PROBLEM REQUIREMENTS —
Reproduce each line of the material precisely.

Start SUPPLIED RECORDS

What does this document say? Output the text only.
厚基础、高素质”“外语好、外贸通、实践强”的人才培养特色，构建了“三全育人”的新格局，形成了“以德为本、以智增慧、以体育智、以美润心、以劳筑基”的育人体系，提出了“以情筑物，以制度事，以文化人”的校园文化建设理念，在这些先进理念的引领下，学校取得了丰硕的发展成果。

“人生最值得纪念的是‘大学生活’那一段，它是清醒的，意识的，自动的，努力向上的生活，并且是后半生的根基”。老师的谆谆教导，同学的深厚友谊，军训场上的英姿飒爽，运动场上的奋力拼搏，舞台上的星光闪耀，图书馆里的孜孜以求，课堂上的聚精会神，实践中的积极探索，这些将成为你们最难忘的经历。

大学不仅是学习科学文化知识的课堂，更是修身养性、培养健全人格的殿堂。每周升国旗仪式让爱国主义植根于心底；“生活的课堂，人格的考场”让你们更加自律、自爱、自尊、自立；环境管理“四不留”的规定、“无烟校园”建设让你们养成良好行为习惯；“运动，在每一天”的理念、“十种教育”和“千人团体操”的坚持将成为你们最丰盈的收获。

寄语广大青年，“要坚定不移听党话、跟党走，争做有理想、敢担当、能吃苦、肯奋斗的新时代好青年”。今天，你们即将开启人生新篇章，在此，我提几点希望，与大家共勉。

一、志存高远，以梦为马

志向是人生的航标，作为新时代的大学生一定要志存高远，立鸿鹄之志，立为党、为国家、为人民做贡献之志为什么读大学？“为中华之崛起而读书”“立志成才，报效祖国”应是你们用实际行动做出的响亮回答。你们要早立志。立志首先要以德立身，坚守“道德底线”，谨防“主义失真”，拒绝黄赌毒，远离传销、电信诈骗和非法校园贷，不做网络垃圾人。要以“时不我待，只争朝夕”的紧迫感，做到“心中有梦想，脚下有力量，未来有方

End SUPPLIED RECORDS

ANSWER TO THIS TASK —
What does this document say? Output the text only.
厚基础、高素质”“外语好、外贸通、实践强”的人才培养特色，构建了“三全育人”的新格局，形成了“以德为本、以智增慧、以体育智、以美润心、以劳筑基”的育人体系，提出了“以情筑物，以制度事，以文化人”的校园文化建设理念，在这些先进理念的引领下，学校取得了丰硕的发展成果。

“人生最值得纪念的是‘大学生活’那一段，它是清醒的，意识的，自动的，努力向上的生活，并且是后半生的根基”。老师的谆谆教导，同学的深厚友谊，军训场上的英姿飒爽，运动场上的奋力拼搏，舞台上的星光闪耀，图书馆里的孜孜以求，课堂上的聚精会神，实践中的积极探索，这些将成为你们最难忘的经历。

大学不仅是学习科学文化知识的课堂，更是修身养性、培养健全人格的殿堂。每周升国旗仪式让爱国主义植根于心底；“生活的课堂，人格的考场”让你们更加自律、自爱、自尊、自立；环境管理“四不留”的规定、“无烟校园”建设让你们养成良好行为习惯；“运动，在每一天”的理念、“十种教育”和“千人团体操”的坚持将成为你们最丰盈的收获。

寄语广大青年，“要坚定不移听党话、跟党走，争做有理想、敢担当、能吃苦、肯奋斗的新时代好青年”。今天，你们即将开启人生新篇章，在此，我提几点希望，与大家共勉。

一、志存高远，以梦为马

志向是人生的航标，作为新时代的大学生一定要志存高远，立鸿鹄之志，立为党、为国家、为人民做贡献之志为什么读大学？“为中华之崛起而读书”“立志成才，报效祖国”应是你们用实际行动做出的响亮回答。你们要早立志。立志首先要以德立身，坚守“道德底线”，谨防“主义失真”，拒绝黄赌毒，远离传销、电信诈骗和非法校园贷，不做网络垃圾人。要以“时不我待，只争朝夕”的紧迫感，做到“心中有梦想，脚下有力量，未来有方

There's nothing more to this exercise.